DATA EXCERPTS
──────────────────────────────
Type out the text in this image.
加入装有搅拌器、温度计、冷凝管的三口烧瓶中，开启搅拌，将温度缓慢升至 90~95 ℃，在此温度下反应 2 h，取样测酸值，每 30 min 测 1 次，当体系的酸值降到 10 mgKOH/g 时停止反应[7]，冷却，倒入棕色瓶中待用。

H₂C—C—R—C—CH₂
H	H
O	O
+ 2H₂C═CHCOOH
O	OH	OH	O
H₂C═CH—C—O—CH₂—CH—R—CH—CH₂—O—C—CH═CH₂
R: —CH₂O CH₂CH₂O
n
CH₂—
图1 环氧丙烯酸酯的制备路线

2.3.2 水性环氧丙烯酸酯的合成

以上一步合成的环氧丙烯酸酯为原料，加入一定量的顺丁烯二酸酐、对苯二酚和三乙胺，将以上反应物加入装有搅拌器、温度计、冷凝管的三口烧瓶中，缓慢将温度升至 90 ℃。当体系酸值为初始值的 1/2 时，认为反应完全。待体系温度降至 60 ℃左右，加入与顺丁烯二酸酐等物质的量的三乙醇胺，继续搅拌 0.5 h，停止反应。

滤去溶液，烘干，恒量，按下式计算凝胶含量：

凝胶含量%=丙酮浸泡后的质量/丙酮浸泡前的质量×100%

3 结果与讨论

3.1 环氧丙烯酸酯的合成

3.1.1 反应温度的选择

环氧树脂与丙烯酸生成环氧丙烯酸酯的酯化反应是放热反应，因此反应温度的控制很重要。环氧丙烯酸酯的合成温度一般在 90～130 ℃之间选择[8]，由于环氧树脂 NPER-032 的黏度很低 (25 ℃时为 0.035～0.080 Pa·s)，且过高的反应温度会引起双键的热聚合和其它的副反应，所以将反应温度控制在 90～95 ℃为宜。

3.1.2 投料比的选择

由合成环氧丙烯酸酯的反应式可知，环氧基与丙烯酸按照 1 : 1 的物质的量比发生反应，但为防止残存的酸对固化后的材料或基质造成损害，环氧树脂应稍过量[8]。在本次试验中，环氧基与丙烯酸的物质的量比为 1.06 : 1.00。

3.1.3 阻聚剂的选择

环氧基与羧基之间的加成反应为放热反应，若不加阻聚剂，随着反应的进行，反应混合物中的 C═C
──────────────────────────────
SET PROBLEM
Using the listing above, retype each line exactly.

REPLY TO THE TASK
Type out the text in this image.
加入装有搅拌器、温度计、冷凝管的三口烧瓶中，开启搅拌，将温度缓慢升至 90~95 ℃，在此温度下反应 2 h，取样测酸值，每 30 min 测 1 次，当体系的酸值降到 10 mgKOH/g 时停止反应[7]，冷却，倒入棕色瓶中待用。

H₂C—C—R—C—CH₂
H	H
O	O
+ 2H₂C═CHCOOH
O	OH	OH	O
H₂C═CH—C—O—CH₂—CH—R—CH—CH₂—O—C—CH═CH₂
R: —CH₂O CH₂CH₂O
n
CH₂—
图1 环氧丙烯酸酯的制备路线

2.3.2 水性环氧丙烯酸酯的合成

以上一步合成的环氧丙烯酸酯为原料，加入一定量的顺丁烯二酸酐、对苯二酚和三乙胺，将以上反应物加入装有搅拌器、温度计、冷凝管的三口烧瓶中，缓慢将温度升至 90 ℃。当体系酸值为初始值的 1/2 时，认为反应完全。待体系温度降至 60 ℃左右，加入与顺丁烯二酸酐等物质的量的三乙醇胺，继续搅拌 0.5 h，停止反应。

滤去溶液，烘干，恒量，按下式计算凝胶含量：

凝胶含量%=丙酮浸泡后的质量/丙酮浸泡前的质量×100%

3 结果与讨论

3.1 环氧丙烯酸酯的合成

3.1.1 反应温度的选择

环氧树脂与丙烯酸生成环氧丙烯酸酯的酯化反应是放热反应，因此反应温度的控制很重要。环氧丙烯酸酯的合成温度一般在 90～130 ℃之间选择[8]，由于环氧树脂 NPER-032 的黏度很低 (25 ℃时为 0.035～0.080 Pa·s)，且过高的反应温度会引起双键的热聚合和其它的副反应，所以将反应温度控制在 90～95 ℃为宜。

3.1.2 投料比的选择

由合成环氧丙烯酸酯的反应式可知，环氧基与丙烯酸按照 1 : 1 的物质的量比发生反应，但为防止残存的酸对固化后的材料或基质造成损害，环氧树脂应稍过量[8]。在本次试验中，环氧基与丙烯酸的物质的量比为 1.06 : 1.00。

3.1.3 阻聚剂的选择

环氧基与羧基之间的加成反应为放热反应，若不加阻聚剂，随着反应的进行，反应混合物中的 C═C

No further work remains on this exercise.